• **TASK DESCRIPTION**: Locate the lines where "title" occurs and copy them as they stand.

## Begin INPUT ROWS

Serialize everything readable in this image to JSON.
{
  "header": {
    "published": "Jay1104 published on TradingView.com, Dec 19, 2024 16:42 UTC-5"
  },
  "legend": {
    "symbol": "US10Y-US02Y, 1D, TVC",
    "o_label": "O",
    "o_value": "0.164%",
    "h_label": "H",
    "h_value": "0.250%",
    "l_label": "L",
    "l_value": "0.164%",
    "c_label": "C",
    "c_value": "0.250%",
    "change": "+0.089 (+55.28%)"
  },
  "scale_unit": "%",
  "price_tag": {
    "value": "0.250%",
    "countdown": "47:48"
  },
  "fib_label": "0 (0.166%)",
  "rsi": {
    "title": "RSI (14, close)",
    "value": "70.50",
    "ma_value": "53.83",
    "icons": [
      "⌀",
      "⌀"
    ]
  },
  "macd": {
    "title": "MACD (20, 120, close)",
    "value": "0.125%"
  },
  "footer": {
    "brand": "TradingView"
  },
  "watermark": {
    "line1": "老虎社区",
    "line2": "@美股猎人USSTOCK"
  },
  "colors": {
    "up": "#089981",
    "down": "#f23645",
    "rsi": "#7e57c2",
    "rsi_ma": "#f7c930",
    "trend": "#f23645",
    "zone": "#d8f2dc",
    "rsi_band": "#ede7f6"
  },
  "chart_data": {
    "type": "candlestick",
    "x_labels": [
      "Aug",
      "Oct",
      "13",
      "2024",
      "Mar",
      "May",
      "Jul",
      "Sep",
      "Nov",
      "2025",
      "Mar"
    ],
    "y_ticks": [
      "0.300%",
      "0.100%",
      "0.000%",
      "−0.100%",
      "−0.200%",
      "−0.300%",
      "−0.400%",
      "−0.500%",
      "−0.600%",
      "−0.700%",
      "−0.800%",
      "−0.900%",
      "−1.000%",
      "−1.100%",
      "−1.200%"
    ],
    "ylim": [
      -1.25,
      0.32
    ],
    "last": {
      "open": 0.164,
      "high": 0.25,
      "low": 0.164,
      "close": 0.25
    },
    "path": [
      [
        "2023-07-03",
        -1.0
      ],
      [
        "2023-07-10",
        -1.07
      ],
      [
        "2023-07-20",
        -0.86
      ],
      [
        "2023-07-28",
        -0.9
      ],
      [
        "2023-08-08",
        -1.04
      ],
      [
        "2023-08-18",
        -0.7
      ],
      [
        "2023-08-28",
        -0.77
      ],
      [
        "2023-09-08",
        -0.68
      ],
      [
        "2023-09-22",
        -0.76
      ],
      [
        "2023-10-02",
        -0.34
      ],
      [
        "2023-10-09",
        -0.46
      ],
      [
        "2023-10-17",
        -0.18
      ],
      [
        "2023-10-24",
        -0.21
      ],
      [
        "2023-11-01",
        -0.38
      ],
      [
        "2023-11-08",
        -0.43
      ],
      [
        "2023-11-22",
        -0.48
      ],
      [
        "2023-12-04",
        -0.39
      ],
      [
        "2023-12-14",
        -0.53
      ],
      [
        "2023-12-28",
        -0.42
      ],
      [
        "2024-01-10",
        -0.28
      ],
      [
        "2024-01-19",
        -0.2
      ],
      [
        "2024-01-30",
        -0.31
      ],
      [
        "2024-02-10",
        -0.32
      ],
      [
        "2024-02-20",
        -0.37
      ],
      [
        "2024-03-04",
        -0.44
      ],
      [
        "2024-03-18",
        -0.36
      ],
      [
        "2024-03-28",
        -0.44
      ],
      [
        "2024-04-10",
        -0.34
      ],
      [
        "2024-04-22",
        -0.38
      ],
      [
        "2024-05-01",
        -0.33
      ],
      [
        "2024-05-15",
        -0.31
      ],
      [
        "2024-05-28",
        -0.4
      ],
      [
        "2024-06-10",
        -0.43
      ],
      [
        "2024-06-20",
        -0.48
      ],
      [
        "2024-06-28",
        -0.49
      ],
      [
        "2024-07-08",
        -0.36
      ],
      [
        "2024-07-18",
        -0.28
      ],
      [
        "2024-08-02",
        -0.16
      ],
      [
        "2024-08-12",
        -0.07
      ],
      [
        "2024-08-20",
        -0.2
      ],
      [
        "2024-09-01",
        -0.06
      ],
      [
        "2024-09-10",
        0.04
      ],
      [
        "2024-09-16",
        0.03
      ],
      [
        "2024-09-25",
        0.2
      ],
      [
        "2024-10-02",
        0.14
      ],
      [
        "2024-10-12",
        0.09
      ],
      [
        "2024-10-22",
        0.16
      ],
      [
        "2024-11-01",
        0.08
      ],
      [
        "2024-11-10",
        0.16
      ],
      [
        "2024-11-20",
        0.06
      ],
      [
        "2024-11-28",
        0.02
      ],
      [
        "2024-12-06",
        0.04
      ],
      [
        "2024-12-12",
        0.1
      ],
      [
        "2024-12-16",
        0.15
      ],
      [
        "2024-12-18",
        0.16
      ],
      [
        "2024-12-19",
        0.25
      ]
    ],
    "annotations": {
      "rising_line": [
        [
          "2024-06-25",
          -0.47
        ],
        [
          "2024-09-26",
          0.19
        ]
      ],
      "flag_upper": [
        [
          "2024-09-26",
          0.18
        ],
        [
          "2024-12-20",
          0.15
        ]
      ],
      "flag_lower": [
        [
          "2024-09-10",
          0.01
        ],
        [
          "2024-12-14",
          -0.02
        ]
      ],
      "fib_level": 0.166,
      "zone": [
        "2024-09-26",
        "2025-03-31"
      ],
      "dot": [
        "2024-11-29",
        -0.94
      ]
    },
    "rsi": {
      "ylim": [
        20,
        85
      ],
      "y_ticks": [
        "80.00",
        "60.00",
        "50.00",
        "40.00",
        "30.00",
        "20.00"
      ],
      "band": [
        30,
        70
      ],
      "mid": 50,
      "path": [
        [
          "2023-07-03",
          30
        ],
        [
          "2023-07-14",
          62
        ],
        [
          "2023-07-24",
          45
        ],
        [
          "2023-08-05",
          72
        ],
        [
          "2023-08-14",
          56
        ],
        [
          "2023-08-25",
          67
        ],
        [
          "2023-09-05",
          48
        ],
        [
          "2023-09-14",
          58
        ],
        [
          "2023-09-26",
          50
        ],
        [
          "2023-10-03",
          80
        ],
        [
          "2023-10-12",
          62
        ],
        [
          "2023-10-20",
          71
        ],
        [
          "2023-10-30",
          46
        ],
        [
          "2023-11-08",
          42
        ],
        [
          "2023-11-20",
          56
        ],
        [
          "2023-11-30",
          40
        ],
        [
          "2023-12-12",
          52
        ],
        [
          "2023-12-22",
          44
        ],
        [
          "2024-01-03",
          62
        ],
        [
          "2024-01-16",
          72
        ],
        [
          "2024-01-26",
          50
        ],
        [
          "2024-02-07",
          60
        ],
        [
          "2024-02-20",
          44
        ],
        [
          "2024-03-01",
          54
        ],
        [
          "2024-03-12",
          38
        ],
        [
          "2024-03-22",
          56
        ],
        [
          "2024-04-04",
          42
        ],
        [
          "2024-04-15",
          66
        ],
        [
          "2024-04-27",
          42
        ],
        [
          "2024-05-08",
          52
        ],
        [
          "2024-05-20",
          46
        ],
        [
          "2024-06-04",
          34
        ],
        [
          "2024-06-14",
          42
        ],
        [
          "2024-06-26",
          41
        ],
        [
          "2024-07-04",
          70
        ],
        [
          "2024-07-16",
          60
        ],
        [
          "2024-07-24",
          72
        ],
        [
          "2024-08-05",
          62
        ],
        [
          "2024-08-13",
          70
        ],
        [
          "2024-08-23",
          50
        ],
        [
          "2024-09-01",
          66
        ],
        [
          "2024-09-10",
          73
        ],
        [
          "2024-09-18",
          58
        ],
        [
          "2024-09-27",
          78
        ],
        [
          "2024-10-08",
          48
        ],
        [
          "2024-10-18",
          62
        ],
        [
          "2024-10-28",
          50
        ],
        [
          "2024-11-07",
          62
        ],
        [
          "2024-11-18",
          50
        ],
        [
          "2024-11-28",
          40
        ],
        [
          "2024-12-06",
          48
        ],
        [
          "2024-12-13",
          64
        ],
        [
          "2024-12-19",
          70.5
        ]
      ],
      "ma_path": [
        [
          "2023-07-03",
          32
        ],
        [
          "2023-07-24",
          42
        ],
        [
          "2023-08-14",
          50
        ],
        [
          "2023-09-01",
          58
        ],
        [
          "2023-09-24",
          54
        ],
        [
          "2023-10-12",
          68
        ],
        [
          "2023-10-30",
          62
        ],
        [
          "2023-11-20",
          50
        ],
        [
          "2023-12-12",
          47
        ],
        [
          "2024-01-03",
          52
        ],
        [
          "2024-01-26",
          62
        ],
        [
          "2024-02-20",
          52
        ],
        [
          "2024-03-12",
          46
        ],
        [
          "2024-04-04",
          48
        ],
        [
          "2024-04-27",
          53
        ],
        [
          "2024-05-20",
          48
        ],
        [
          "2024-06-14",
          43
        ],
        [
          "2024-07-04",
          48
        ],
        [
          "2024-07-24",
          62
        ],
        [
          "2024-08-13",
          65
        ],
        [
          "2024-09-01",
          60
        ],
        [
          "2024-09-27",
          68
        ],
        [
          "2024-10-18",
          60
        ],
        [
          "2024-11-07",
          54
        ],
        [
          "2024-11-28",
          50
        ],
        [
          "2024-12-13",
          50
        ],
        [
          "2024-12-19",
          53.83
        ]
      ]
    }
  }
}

## End INPUT ROWS

• **EXPECTED ANSWER**:
    "title": "RSI (14, close)",
    "title": "MACD (20, 120, close)",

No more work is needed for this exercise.